▸ Directions for this task:
In the data that follows, count each line holding the string "image"; answer with the number only.

[Stored data]
>>>
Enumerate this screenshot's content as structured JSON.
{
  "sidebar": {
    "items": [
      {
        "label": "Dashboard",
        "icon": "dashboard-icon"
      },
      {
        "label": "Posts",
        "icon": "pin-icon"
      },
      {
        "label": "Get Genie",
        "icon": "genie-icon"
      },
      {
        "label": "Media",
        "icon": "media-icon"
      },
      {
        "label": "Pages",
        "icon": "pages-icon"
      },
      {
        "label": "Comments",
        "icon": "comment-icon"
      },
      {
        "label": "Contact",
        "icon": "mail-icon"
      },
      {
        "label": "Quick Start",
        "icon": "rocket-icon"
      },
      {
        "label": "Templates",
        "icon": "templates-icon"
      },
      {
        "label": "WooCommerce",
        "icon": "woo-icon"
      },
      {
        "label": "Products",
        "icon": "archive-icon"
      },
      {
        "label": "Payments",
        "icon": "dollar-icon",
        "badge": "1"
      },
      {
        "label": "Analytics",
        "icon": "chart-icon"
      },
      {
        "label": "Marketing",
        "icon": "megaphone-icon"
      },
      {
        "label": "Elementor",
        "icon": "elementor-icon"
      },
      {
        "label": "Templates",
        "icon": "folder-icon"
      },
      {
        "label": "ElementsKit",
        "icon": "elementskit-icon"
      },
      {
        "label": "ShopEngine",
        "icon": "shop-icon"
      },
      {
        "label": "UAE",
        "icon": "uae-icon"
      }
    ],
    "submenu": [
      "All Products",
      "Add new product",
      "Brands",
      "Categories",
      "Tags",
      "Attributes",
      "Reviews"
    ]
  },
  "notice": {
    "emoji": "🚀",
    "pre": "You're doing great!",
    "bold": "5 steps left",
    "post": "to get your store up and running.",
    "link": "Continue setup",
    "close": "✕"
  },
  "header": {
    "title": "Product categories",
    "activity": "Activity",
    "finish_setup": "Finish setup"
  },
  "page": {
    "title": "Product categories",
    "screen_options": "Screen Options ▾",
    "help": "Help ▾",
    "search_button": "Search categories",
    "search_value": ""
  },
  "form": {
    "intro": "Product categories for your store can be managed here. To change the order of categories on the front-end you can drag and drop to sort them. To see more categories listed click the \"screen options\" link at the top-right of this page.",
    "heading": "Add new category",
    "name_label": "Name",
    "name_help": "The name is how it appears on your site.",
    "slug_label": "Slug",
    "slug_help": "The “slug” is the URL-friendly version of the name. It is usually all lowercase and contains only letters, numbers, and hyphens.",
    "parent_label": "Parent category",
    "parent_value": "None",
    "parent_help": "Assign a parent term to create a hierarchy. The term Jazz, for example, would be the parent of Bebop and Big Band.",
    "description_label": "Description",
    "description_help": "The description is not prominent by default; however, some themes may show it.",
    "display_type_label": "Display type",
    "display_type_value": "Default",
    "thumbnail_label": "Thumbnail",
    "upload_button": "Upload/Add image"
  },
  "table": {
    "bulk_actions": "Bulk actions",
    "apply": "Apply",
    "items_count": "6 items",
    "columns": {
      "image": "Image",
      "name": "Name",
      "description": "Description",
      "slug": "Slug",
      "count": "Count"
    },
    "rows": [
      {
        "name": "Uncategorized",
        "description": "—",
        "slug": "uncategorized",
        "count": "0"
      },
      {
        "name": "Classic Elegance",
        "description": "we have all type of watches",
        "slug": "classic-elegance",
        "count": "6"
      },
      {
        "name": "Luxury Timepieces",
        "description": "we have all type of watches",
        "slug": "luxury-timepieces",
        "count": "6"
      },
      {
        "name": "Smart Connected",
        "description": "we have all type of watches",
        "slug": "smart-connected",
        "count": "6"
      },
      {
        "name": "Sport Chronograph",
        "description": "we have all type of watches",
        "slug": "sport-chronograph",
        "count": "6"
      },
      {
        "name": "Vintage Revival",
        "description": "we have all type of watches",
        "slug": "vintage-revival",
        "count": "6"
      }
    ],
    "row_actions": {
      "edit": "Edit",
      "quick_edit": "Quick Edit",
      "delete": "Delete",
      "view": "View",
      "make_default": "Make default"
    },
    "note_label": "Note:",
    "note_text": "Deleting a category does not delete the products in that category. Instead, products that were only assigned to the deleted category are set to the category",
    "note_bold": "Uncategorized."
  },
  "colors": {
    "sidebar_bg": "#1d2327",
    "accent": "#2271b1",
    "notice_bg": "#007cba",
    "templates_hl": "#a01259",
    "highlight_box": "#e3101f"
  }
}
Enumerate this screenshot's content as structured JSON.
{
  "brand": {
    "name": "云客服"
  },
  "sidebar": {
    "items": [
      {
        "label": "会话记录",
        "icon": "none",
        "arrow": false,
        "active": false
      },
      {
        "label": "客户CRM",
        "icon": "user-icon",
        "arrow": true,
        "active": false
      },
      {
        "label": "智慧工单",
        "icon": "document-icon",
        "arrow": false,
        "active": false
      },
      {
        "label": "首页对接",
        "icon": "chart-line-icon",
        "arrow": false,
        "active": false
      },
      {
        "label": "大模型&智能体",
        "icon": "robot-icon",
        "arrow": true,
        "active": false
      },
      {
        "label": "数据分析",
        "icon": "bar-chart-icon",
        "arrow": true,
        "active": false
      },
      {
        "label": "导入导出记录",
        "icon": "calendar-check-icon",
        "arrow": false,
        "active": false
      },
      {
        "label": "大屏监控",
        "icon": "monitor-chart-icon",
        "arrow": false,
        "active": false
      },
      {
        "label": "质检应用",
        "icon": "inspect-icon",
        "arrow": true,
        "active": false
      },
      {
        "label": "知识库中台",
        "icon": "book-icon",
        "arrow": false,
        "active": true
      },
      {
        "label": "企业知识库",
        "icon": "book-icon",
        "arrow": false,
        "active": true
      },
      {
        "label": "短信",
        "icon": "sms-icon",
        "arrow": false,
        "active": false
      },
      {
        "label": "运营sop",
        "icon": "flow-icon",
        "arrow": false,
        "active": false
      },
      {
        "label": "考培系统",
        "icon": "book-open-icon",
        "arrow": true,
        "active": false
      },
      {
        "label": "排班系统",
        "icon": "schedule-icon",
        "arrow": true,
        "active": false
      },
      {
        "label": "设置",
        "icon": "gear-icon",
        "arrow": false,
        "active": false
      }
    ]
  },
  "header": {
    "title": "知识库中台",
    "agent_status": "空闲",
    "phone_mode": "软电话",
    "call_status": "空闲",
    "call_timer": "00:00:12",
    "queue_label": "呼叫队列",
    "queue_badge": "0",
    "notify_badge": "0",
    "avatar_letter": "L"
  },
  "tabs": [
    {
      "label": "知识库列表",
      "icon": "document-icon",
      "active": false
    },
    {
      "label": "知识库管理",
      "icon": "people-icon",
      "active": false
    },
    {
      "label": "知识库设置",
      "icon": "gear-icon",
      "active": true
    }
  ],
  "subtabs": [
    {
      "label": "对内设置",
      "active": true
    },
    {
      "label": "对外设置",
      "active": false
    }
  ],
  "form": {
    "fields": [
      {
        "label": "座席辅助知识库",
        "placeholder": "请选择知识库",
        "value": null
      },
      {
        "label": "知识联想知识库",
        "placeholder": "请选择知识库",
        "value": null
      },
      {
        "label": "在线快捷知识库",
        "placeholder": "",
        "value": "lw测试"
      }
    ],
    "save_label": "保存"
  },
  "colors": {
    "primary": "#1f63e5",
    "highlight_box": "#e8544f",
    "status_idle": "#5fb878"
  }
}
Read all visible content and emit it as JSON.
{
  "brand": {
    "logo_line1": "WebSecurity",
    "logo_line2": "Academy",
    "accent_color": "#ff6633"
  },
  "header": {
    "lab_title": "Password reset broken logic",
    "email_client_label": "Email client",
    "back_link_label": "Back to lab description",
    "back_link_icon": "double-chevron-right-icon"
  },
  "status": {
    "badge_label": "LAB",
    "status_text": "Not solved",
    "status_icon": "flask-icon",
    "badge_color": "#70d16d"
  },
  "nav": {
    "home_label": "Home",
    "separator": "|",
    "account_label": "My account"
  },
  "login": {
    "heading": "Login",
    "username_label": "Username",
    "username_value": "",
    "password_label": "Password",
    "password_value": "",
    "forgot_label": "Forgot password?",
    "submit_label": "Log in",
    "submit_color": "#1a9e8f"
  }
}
<<<
▸ Task result:
2